--- DESCRIPTION OF THE TASK ---
Print the listing in its entirety and exactly, leaving out images.

** begin DATA PROVIDED **

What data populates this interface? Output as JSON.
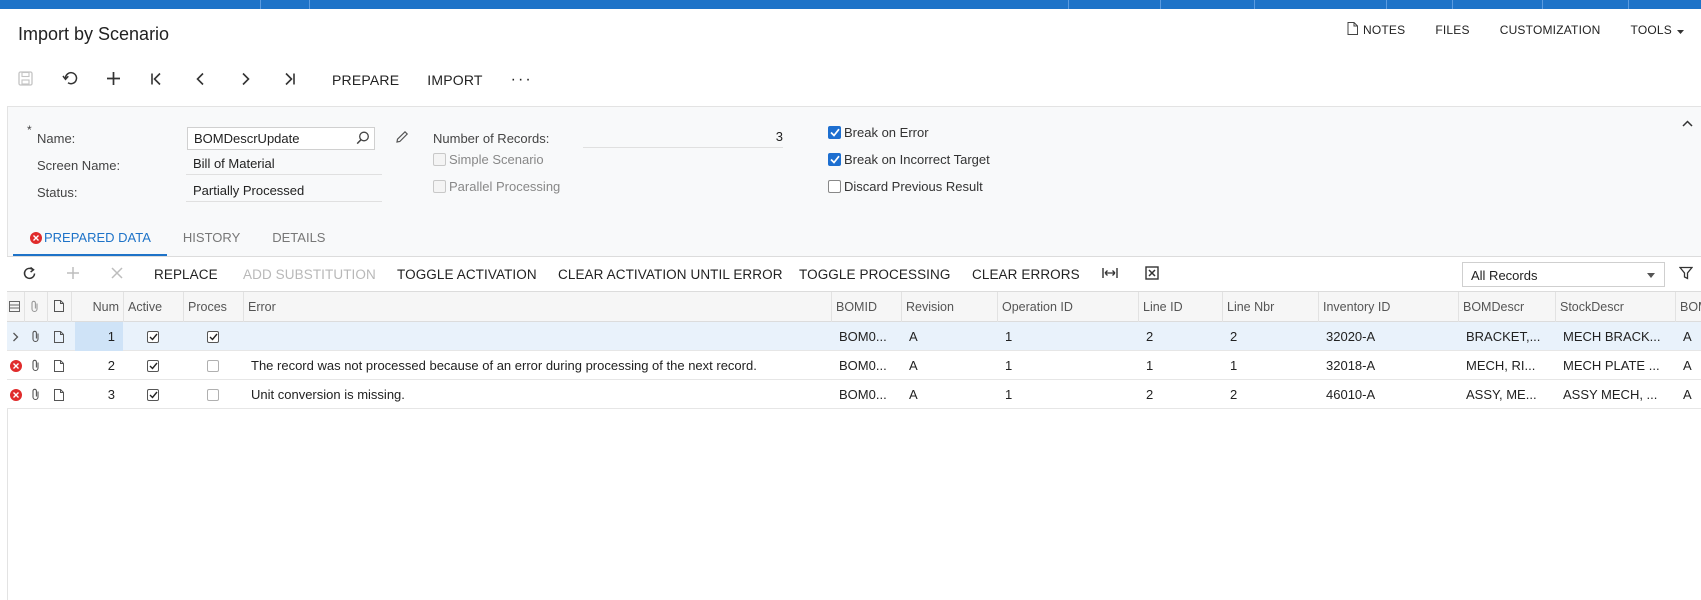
{
  "page": {
    "title": "Import by Scenario"
  },
  "top_links": {
    "notes": "NOTES",
    "files": "FILES",
    "customization": "CUSTOMIZATION",
    "tools": "TOOLS"
  },
  "toolbar": {
    "prepare": "PREPARE",
    "import": "IMPORT",
    "more": "···"
  },
  "form": {
    "name_label": "Name:",
    "name_required": "*",
    "name_value": "BOMDescrUpdate",
    "screen_name_label": "Screen Name:",
    "screen_name_value": "Bill of Material",
    "status_label": "Status:",
    "status_value": "Partially Processed",
    "num_records_label": "Number of Records:",
    "num_records_value": "3",
    "simple_scenario": {
      "label": "Simple Scenario",
      "checked": false
    },
    "parallel_processing": {
      "label": "Parallel Processing",
      "checked": false
    },
    "break_on_error": {
      "label": "Break on Error",
      "checked": true
    },
    "break_on_incorrect_target": {
      "label": "Break on Incorrect Target",
      "checked": true
    },
    "discard_previous_result": {
      "label": "Discard Previous Result",
      "checked": false
    }
  },
  "tabs": [
    {
      "label": "PREPARED DATA",
      "active": true
    },
    {
      "label": "HISTORY",
      "active": false
    },
    {
      "label": "DETAILS",
      "active": false
    }
  ],
  "grid_toolbar": {
    "replace": "REPLACE",
    "add_substitution": "ADD SUBSTITUTION",
    "toggle_activation": "TOGGLE ACTIVATION",
    "clear_activation_until_error": "CLEAR ACTIVATION UNTIL ERROR",
    "toggle_processing": "TOGGLE PROCESSING",
    "clear_errors": "CLEAR ERRORS",
    "filter_value": "All Records"
  },
  "grid": {
    "columns": [
      "Num",
      "Active",
      "Proces",
      "Error",
      "BOMID",
      "Revision",
      "Operation ID",
      "Line ID",
      "Line Nbr",
      "Inventory ID",
      "BOMDescr",
      "StockDescr",
      "BOM"
    ],
    "rows": [
      {
        "num": "1",
        "active": true,
        "processed": true,
        "has_error": false,
        "error": "",
        "bomid": "BOM0...",
        "revision": "A",
        "operation_id": "1",
        "line_id": "2",
        "line_nbr": "2",
        "inventory_id": "32020-A",
        "bomdescr": "BRACKET,...",
        "stockdescr": "MECH BRACK...",
        "bom": "A"
      },
      {
        "num": "2",
        "active": true,
        "processed": false,
        "has_error": true,
        "error": "The record was not processed because of an error during processing of the next record.",
        "bomid": "BOM0...",
        "revision": "A",
        "operation_id": "1",
        "line_id": "1",
        "line_nbr": "1",
        "inventory_id": "32018-A",
        "bomdescr": "MECH, RI...",
        "stockdescr": "MECH PLATE ...",
        "bom": "A"
      },
      {
        "num": "3",
        "active": true,
        "processed": false,
        "has_error": true,
        "error": "Unit conversion is missing.",
        "bomid": "BOM0...",
        "revision": "A",
        "operation_id": "1",
        "line_id": "2",
        "line_nbr": "2",
        "inventory_id": "46010-A",
        "bomdescr": "ASSY, ME...",
        "stockdescr": "ASSY MECH, ...",
        "bom": "A"
      }
    ]
  },
  "colors": {
    "accent": "#1e73c8",
    "error": "#e02b2b",
    "checkbox": "#1d6fd0"
  }
}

** end DATA PROVIDED **

--- SOLUTION BELOW ---
What data populates this interface? Output as JSON.
{
  "page": {
    "title": "Import by Scenario"
  },
  "top_links": {
    "notes": "NOTES",
    "files": "FILES",
    "customization": "CUSTOMIZATION",
    "tools": "TOOLS"
  },
  "toolbar": {
    "prepare": "PREPARE",
    "import": "IMPORT",
    "more": "···"
  },
  "form": {
    "name_label": "Name:",
    "name_required": "*",
    "name_value": "BOMDescrUpdate",
    "screen_name_label": "Screen Name:",
    "screen_name_value": "Bill of Material",
    "status_label": "Status:",
    "status_value": "Partially Processed",
    "num_records_label": "Number of Records:",
    "num_records_value": "3",
    "simple_scenario": {
      "label": "Simple Scenario",
      "checked": false
    },
    "parallel_processing": {
      "label": "Parallel Processing",
      "checked": false
    },
    "break_on_error": {
      "label": "Break on Error",
      "checked": true
    },
    "break_on_incorrect_target": {
      "label": "Break on Incorrect Target",
      "checked": true
    },
    "discard_previous_result": {
      "label": "Discard Previous Result",
      "checked": false
    }
  },
  "tabs": [
    {
      "label": "PREPARED DATA",
      "active": true
    },
    {
      "label": "HISTORY",
      "active": false
    },
    {
      "label": "DETAILS",
      "active": false
    }
  ],
  "grid_toolbar": {
    "replace": "REPLACE",
    "add_substitution": "ADD SUBSTITUTION",
    "toggle_activation": "TOGGLE ACTIVATION",
    "clear_activation_until_error": "CLEAR ACTIVATION UNTIL ERROR",
    "toggle_processing": "TOGGLE PROCESSING",
    "clear_errors": "CLEAR ERRORS",
    "filter_value": "All Records"
  },
  "grid": {
    "columns": [
      "Num",
      "Active",
      "Proces",
      "Error",
      "BOMID",
      "Revision",
      "Operation ID",
      "Line ID",
      "Line Nbr",
      "Inventory ID",
      "BOMDescr",
      "StockDescr",
      "BOM"
    ],
    "rows": [
      {
        "num": "1",
        "active": true,
        "processed": true,
        "has_error": false,
        "error": "",
        "bomid": "BOM0...",
        "revision": "A",
        "operation_id": "1",
        "line_id": "2",
        "line_nbr": "2",
        "inventory_id": "32020-A",
        "bomdescr": "BRACKET,...",
        "stockdescr": "MECH BRACK...",
        "bom": "A"
      },
      {
        "num": "2",
        "active": true,
        "processed": false,
        "has_error": true,
        "error": "The record was not processed because of an error during processing of the next record.",
        "bomid": "BOM0...",
        "revision": "A",
        "operation_id": "1",
        "line_id": "1",
        "line_nbr": "1",
        "inventory_id": "32018-A",
        "bomdescr": "MECH, RI...",
        "stockdescr": "MECH PLATE ...",
        "bom": "A"
      },
      {
        "num": "3",
        "active": true,
        "processed": false,
        "has_error": true,
        "error": "Unit conversion is missing.",
        "bomid": "BOM0...",
        "revision": "A",
        "operation_id": "1",
        "line_id": "2",
        "line_nbr": "2",
        "inventory_id": "46010-A",
        "bomdescr": "ASSY, ME...",
        "stockdescr": "ASSY MECH, ...",
        "bom": "A"
      }
    ]
  },
  "colors": {
    "accent": "#1e73c8",
    "error": "#e02b2b",
    "checkbox": "#1d6fd0"
  }
}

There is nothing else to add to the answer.